[Collected data entries]
================================
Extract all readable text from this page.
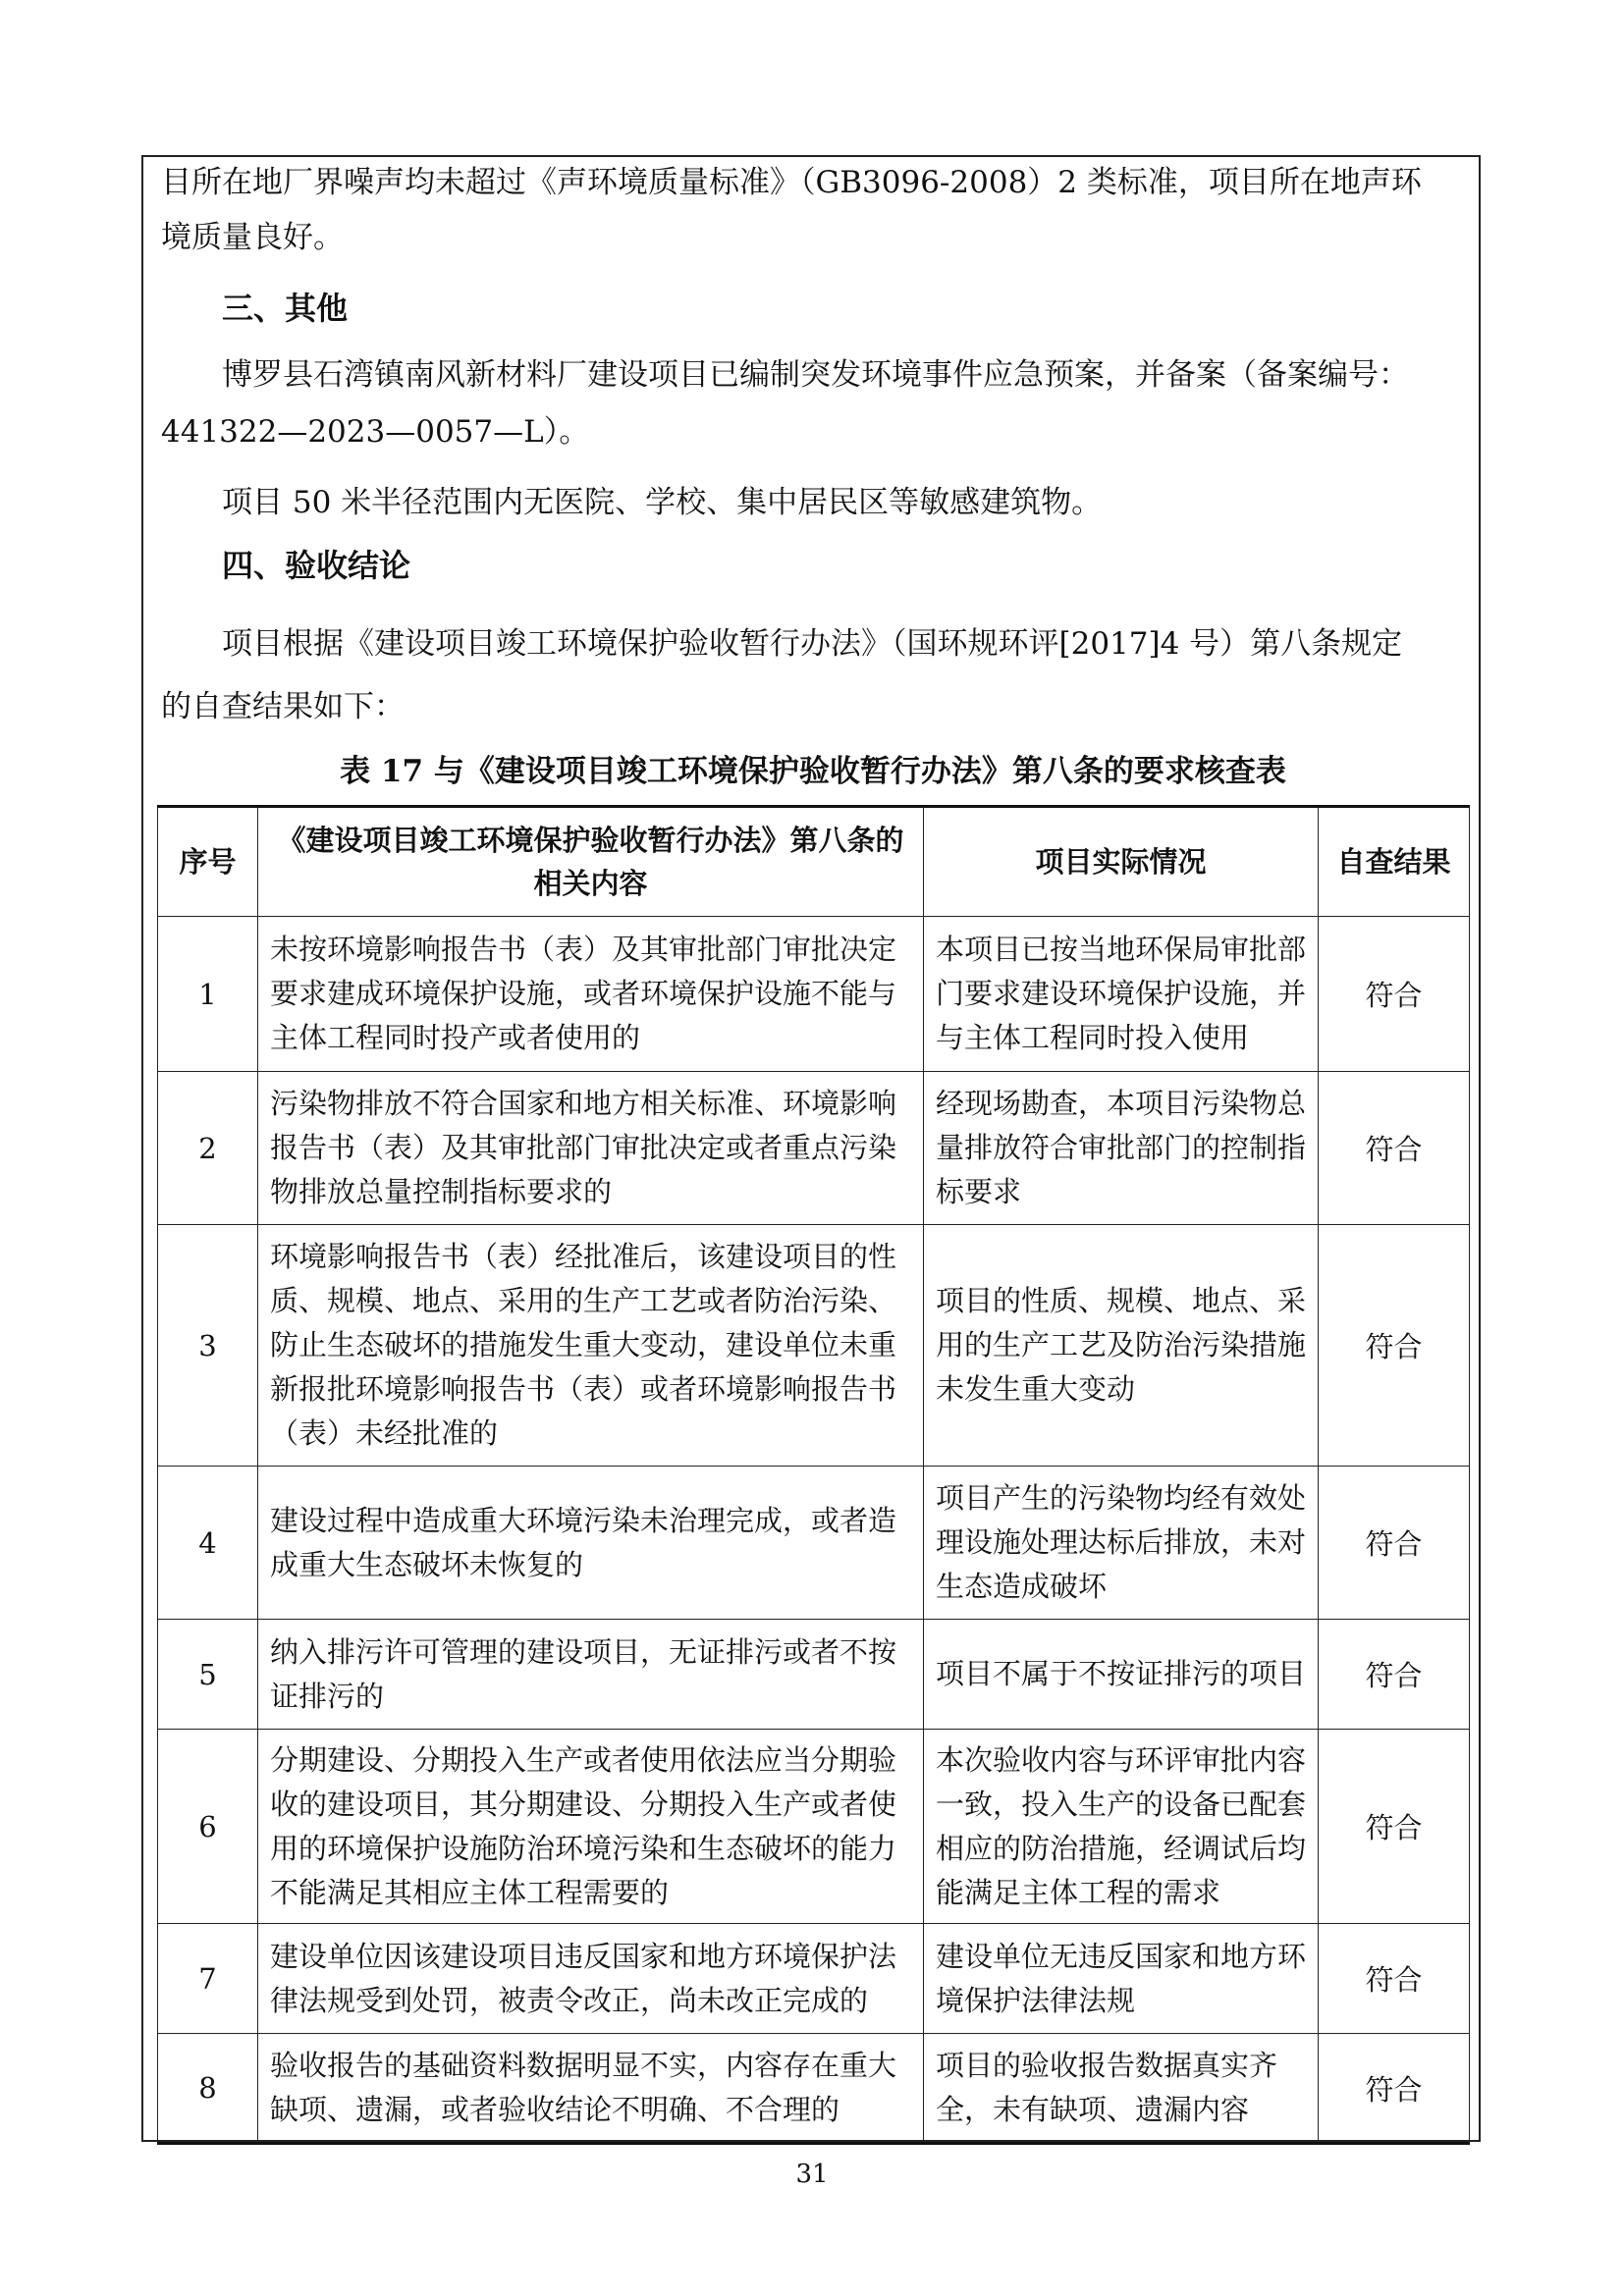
目所在地厂界噪声均未超过《声环境质量标准》（GB3096-2008）2 类标准，项目所在地声环
境质量良好。
三、其他
博罗县石湾镇南风新材料厂建设项目已编制突发环境事件应急预案，并备案（备案编号：
441322—2023—0057—L）。
项目 50 米半径范围内无医院、学校、集中居民区等敏感建筑物。
四、验收结论
项目根据《建设项目竣工环境保护验收暂行办法》（国环规环评[2017]4 号）第八条规定
的自查结果如下：
表 17 与《建设项目竣工环境保护验收暂行办法》第八条的要求核查表
序号	《建设项目竣工环境保护验收暂行办法》第八条的相关内容	项目实际情况	自查结果
1	未按环境影响报告书（表）及其审批部门审批决定要求建成环境保护设施，或者环境保护设施不能与主体工程同时投产或者使用的	本项目已按当地环保局审批部门要求建设环境保护设施，并与主体工程同时投入使用	符合
2	污染物排放不符合国家和地方相关标准、环境影响报告书（表）及其审批部门审批决定或者重点污染物排放总量控制指标要求的	经现场勘查，本项目污染物总量排放符合审批部门的控制指标要求	符合
3	环境影响报告书（表）经批准后，该建设项目的性质、规模、地点、采用的生产工艺或者防治污染、防止生态破坏的措施发生重大变动，建设单位未重新报批环境影响报告书（表）或者环境影响报告书（表）未经批准的	项目的性质、规模、地点、采用的生产工艺及防治污染措施未发生重大变动	符合
4	建设过程中造成重大环境污染未治理完成，或者造成重大生态破坏未恢复的	项目产生的污染物均经有效处理设施处理达标后排放，未对生态造成破坏	符合
5	纳入排污许可管理的建设项目，无证排污或者不按证排污的	项目不属于不按证排污的项目	符合
6	分期建设、分期投入生产或者使用依法应当分期验收的建设项目，其分期建设、分期投入生产或者使用的环境保护设施防治环境污染和生态破坏的能力不能满足其相应主体工程需要的	本次验收内容与环评审批内容一致，投入生产的设备已配套相应的防治措施，经调试后均能满足主体工程的需求	符合
7	建设单位因该建设项目违反国家和地方环境保护法律法规受到处罚，被责令改正，尚未改正完成的	建设单位无违反国家和地方环境保护法律法规	符合
8	验收报告的基础资料数据明显不实，内容存在重大缺项、遗漏，或者验收结论不明确、不合理的	项目的验收报告数据真实齐全，未有缺项、遗漏内容	符合
31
================================
• THE EXERCISE: Leave the pictures out and print the records above exactly as they stand.

• THE COMPLETED TASK:
Extract all readable text from this page.
目所在地厂界噪声均未超过《声环境质量标准》（GB3096-2008）2 类标准，项目所在地声环
境质量良好。
三、其他
博罗县石湾镇南风新材料厂建设项目已编制突发环境事件应急预案，并备案（备案编号：
441322—2023—0057—L）。
项目 50 米半径范围内无医院、学校、集中居民区等敏感建筑物。
四、验收结论
项目根据《建设项目竣工环境保护验收暂行办法》（国环规环评[2017]4 号）第八条规定
的自查结果如下：
表 17 与《建设项目竣工环境保护验收暂行办法》第八条的要求核查表
序号	《建设项目竣工环境保护验收暂行办法》第八条的相关内容	项目实际情况	自查结果
1	未按环境影响报告书（表）及其审批部门审批决定要求建成环境保护设施，或者环境保护设施不能与主体工程同时投产或者使用的	本项目已按当地环保局审批部门要求建设环境保护设施，并与主体工程同时投入使用	符合
2	污染物排放不符合国家和地方相关标准、环境影响报告书（表）及其审批部门审批决定或者重点污染物排放总量控制指标要求的	经现场勘查，本项目污染物总量排放符合审批部门的控制指标要求	符合
3	环境影响报告书（表）经批准后，该建设项目的性质、规模、地点、采用的生产工艺或者防治污染、防止生态破坏的措施发生重大变动，建设单位未重新报批环境影响报告书（表）或者环境影响报告书（表）未经批准的	项目的性质、规模、地点、采用的生产工艺及防治污染措施未发生重大变动	符合
4	建设过程中造成重大环境污染未治理完成，或者造成重大生态破坏未恢复的	项目产生的污染物均经有效处理设施处理达标后排放，未对生态造成破坏	符合
5	纳入排污许可管理的建设项目，无证排污或者不按证排污的	项目不属于不按证排污的项目	符合
6	分期建设、分期投入生产或者使用依法应当分期验收的建设项目，其分期建设、分期投入生产或者使用的环境保护设施防治环境污染和生态破坏的能力不能满足其相应主体工程需要的	本次验收内容与环评审批内容一致，投入生产的设备已配套相应的防治措施，经调试后均能满足主体工程的需求	符合
7	建设单位因该建设项目违反国家和地方环境保护法律法规受到处罚，被责令改正，尚未改正完成的	建设单位无违反国家和地方环境保护法律法规	符合
8	验收报告的基础资料数据明显不实，内容存在重大缺项、遗漏，或者验收结论不明确、不合理的	项目的验收报告数据真实齐全，未有缺项、遗漏内容	符合
31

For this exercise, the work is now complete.